• **WHAT THE TASK REQUIRES**
The records below must be output exactly, without pictures.
[START DATA PROVIDED]
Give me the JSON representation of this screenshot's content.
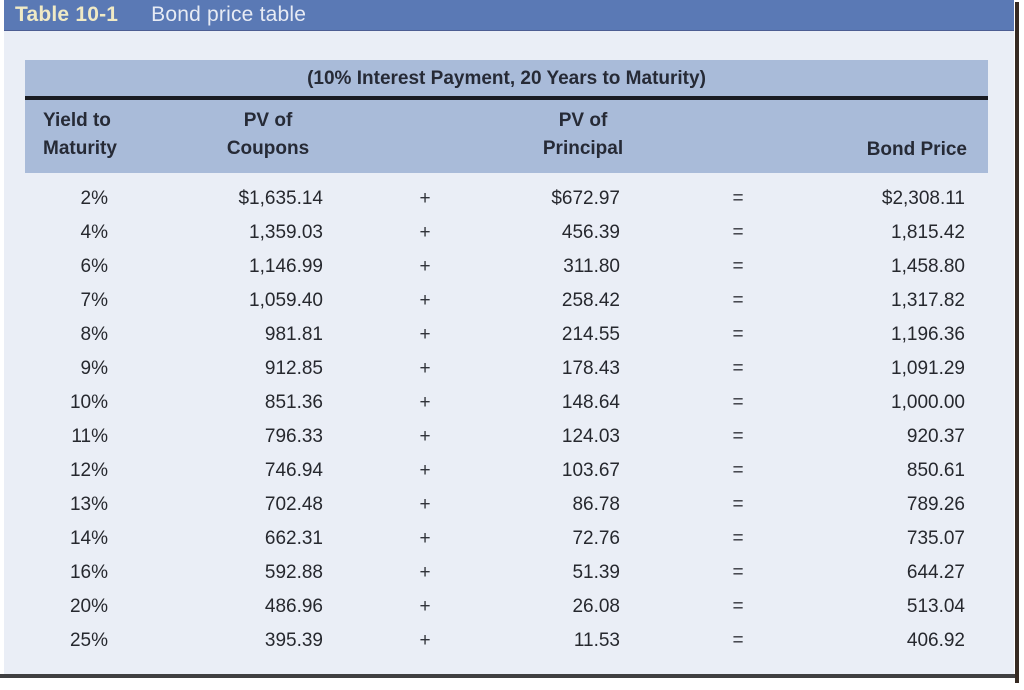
{
  "window": {
    "title_label": "Table 10-1",
    "title_text": "Bond price table"
  },
  "table": {
    "caption": "(10% Interest Payment, 20 Years to Maturity)",
    "columns": {
      "yield": {
        "line1": "Yield to",
        "line2": "Maturity"
      },
      "coupons": {
        "line1": "PV of",
        "line2": "Coupons"
      },
      "principal": {
        "line1": "PV of",
        "line2": "Principal"
      },
      "price": "Bond Price"
    },
    "rows": [
      {
        "yield": "2%",
        "coupons": "$1,635.14",
        "plus": "+",
        "principal": "$672.97",
        "equals": "=",
        "price": "$2,308.11"
      },
      {
        "yield": "4%",
        "coupons": "1,359.03",
        "plus": "+",
        "principal": "456.39",
        "equals": "=",
        "price": "1,815.42"
      },
      {
        "yield": "6%",
        "coupons": "1,146.99",
        "plus": "+",
        "principal": "311.80",
        "equals": "=",
        "price": "1,458.80"
      },
      {
        "yield": "7%",
        "coupons": "1,059.40",
        "plus": "+",
        "principal": "258.42",
        "equals": "=",
        "price": "1,317.82"
      },
      {
        "yield": "8%",
        "coupons": "981.81",
        "plus": "+",
        "principal": "214.55",
        "equals": "=",
        "price": "1,196.36"
      },
      {
        "yield": "9%",
        "coupons": "912.85",
        "plus": "+",
        "principal": "178.43",
        "equals": "=",
        "price": "1,091.29"
      },
      {
        "yield": "10%",
        "coupons": "851.36",
        "plus": "+",
        "principal": "148.64",
        "equals": "=",
        "price": "1,000.00"
      },
      {
        "yield": "11%",
        "coupons": "796.33",
        "plus": "+",
        "principal": "124.03",
        "equals": "=",
        "price": "920.37"
      },
      {
        "yield": "12%",
        "coupons": "746.94",
        "plus": "+",
        "principal": "103.67",
        "equals": "=",
        "price": "850.61"
      },
      {
        "yield": "13%",
        "coupons": "702.48",
        "plus": "+",
        "principal": "86.78",
        "equals": "=",
        "price": "789.26"
      },
      {
        "yield": "14%",
        "coupons": "662.31",
        "plus": "+",
        "principal": "72.76",
        "equals": "=",
        "price": "735.07"
      },
      {
        "yield": "16%",
        "coupons": "592.88",
        "plus": "+",
        "principal": "51.39",
        "equals": "=",
        "price": "644.27"
      },
      {
        "yield": "20%",
        "coupons": "486.96",
        "plus": "+",
        "principal": "26.08",
        "equals": "=",
        "price": "513.04"
      },
      {
        "yield": "25%",
        "coupons": "395.39",
        "plus": "+",
        "principal": "11.53",
        "equals": "=",
        "price": "406.92"
      }
    ]
  },
  "colors": {
    "title_bar": "#5a79b5",
    "title_label_text": "#f0eac5",
    "band": "#a9bbd9",
    "page_background": "#eaeef6",
    "rule": "#191b22",
    "body_text": "#26282e"
  }
}
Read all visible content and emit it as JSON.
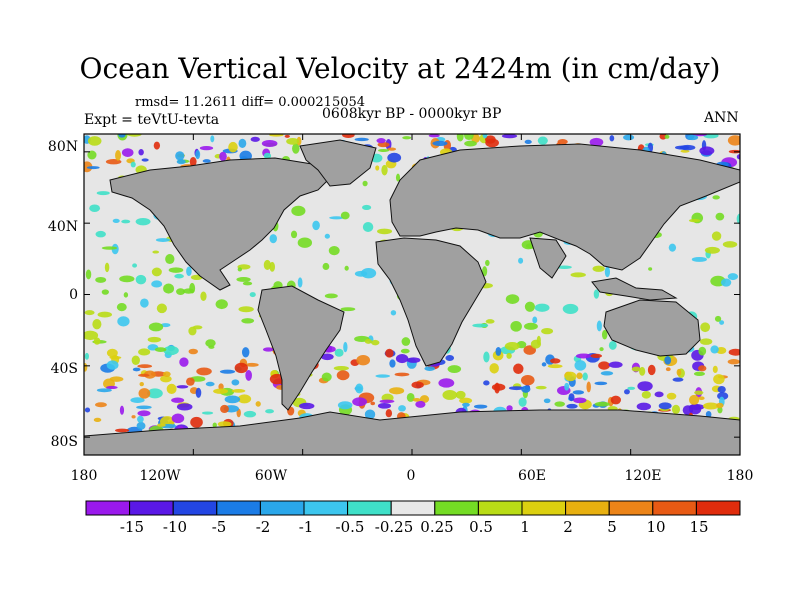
{
  "figure": {
    "title": "Ocean Vertical Velocity at 2424m (in cm/day)",
    "stats": "rmsd= 11.2611 diff= 0.000215054",
    "experiment": "Expt = teVtU-tevta",
    "period": "0608kyr BP - 0000kyr BP",
    "season": "ANN"
  },
  "map": {
    "projection": "cylindrical equidistant",
    "lon_range": [
      -180,
      180
    ],
    "lat_range": [
      -90,
      90
    ],
    "land_color": "#a0a0a0",
    "x_ticks": [
      {
        "lon": -180,
        "label": "180"
      },
      {
        "lon": -120,
        "label": "120W"
      },
      {
        "lon": -60,
        "label": "60W"
      },
      {
        "lon": 0,
        "label": "0"
      },
      {
        "lon": 60,
        "label": "60E"
      },
      {
        "lon": 120,
        "label": "120E"
      },
      {
        "lon": 180,
        "label": "180"
      }
    ],
    "y_ticks": [
      {
        "lat": 80,
        "label": "80N"
      },
      {
        "lat": 40,
        "label": "40N"
      },
      {
        "lat": 0,
        "label": "0"
      },
      {
        "lat": -40,
        "label": "40S"
      },
      {
        "lat": -80,
        "label": "80S"
      }
    ]
  },
  "colorbar": {
    "colors": [
      "#9a19ec",
      "#5a18e6",
      "#2346e3",
      "#1b7ce6",
      "#2aa7ea",
      "#3cc6ee",
      "#3fe0c8",
      "#e8e8e8",
      "#74dc24",
      "#b9dc16",
      "#dcd010",
      "#e8b010",
      "#ec8418",
      "#e85a14",
      "#e02c0c"
    ],
    "labels": [
      "-15",
      "-10",
      "-5",
      "-2",
      "-1",
      "-0.5",
      "-0.25",
      "0.25",
      "0.5",
      "1",
      "2",
      "5",
      "10",
      "15"
    ]
  }
}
[END DATA PROVIDED]
• **REPLY**
Give me the JSON representation of this screenshot's content.
{
  "window": {
    "title_label": "Table 10-1",
    "title_text": "Bond price table"
  },
  "table": {
    "caption": "(10% Interest Payment, 20 Years to Maturity)",
    "columns": {
      "yield": {
        "line1": "Yield to",
        "line2": "Maturity"
      },
      "coupons": {
        "line1": "PV of",
        "line2": "Coupons"
      },
      "principal": {
        "line1": "PV of",
        "line2": "Principal"
      },
      "price": "Bond Price"
    },
    "rows": [
      {
        "yield": "2%",
        "coupons": "$1,635.14",
        "plus": "+",
        "principal": "$672.97",
        "equals": "=",
        "price": "$2,308.11"
      },
      {
        "yield": "4%",
        "coupons": "1,359.03",
        "plus": "+",
        "principal": "456.39",
        "equals": "=",
        "price": "1,815.42"
      },
      {
        "yield": "6%",
        "coupons": "1,146.99",
        "plus": "+",
        "principal": "311.80",
        "equals": "=",
        "price": "1,458.80"
      },
      {
        "yield": "7%",
        "coupons": "1,059.40",
        "plus": "+",
        "principal": "258.42",
        "equals": "=",
        "price": "1,317.82"
      },
      {
        "yield": "8%",
        "coupons": "981.81",
        "plus": "+",
        "principal": "214.55",
        "equals": "=",
        "price": "1,196.36"
      },
      {
        "yield": "9%",
        "coupons": "912.85",
        "plus": "+",
        "principal": "178.43",
        "equals": "=",
        "price": "1,091.29"
      },
      {
        "yield": "10%",
        "coupons": "851.36",
        "plus": "+",
        "principal": "148.64",
        "equals": "=",
        "price": "1,000.00"
      },
      {
        "yield": "11%",
        "coupons": "796.33",
        "plus": "+",
        "principal": "124.03",
        "equals": "=",
        "price": "920.37"
      },
      {
        "yield": "12%",
        "coupons": "746.94",
        "plus": "+",
        "principal": "103.67",
        "equals": "=",
        "price": "850.61"
      },
      {
        "yield": "13%",
        "coupons": "702.48",
        "plus": "+",
        "principal": "86.78",
        "equals": "=",
        "price": "789.26"
      },
      {
        "yield": "14%",
        "coupons": "662.31",
        "plus": "+",
        "principal": "72.76",
        "equals": "=",
        "price": "735.07"
      },
      {
        "yield": "16%",
        "coupons": "592.88",
        "plus": "+",
        "principal": "51.39",
        "equals": "=",
        "price": "644.27"
      },
      {
        "yield": "20%",
        "coupons": "486.96",
        "plus": "+",
        "principal": "26.08",
        "equals": "=",
        "price": "513.04"
      },
      {
        "yield": "25%",
        "coupons": "395.39",
        "plus": "+",
        "principal": "11.53",
        "equals": "=",
        "price": "406.92"
      }
    ]
  },
  "colors": {
    "title_bar": "#5a79b5",
    "title_label_text": "#f0eac5",
    "band": "#a9bbd9",
    "page_background": "#eaeef6",
    "rule": "#191b22",
    "body_text": "#26282e"
  }
}
Read all visible content and emit it as JSON.
{
  "figure": {
    "title": "Ocean Vertical Velocity at 2424m (in cm/day)",
    "stats": "rmsd= 11.2611 diff= 0.000215054",
    "experiment": "Expt = teVtU-tevta",
    "period": "0608kyr BP - 0000kyr BP",
    "season": "ANN"
  },
  "map": {
    "projection": "cylindrical equidistant",
    "lon_range": [
      -180,
      180
    ],
    "lat_range": [
      -90,
      90
    ],
    "land_color": "#a0a0a0",
    "x_ticks": [
      {
        "lon": -180,
        "label": "180"
      },
      {
        "lon": -120,
        "label": "120W"
      },
      {
        "lon": -60,
        "label": "60W"
      },
      {
        "lon": 0,
        "label": "0"
      },
      {
        "lon": 60,
        "label": "60E"
      },
      {
        "lon": 120,
        "label": "120E"
      },
      {
        "lon": 180,
        "label": "180"
      }
    ],
    "y_ticks": [
      {
        "lat": 80,
        "label": "80N"
      },
      {
        "lat": 40,
        "label": "40N"
      },
      {
        "lat": 0,
        "label": "0"
      },
      {
        "lat": -40,
        "label": "40S"
      },
      {
        "lat": -80,
        "label": "80S"
      }
    ]
  },
  "colorbar": {
    "colors": [
      "#9a19ec",
      "#5a18e6",
      "#2346e3",
      "#1b7ce6",
      "#2aa7ea",
      "#3cc6ee",
      "#3fe0c8",
      "#e8e8e8",
      "#74dc24",
      "#b9dc16",
      "#dcd010",
      "#e8b010",
      "#ec8418",
      "#e85a14",
      "#e02c0c"
    ],
    "labels": [
      "-15",
      "-10",
      "-5",
      "-2",
      "-1",
      "-0.5",
      "-0.25",
      "0.25",
      "0.5",
      "1",
      "2",
      "5",
      "10",
      "15"
    ]
  }
}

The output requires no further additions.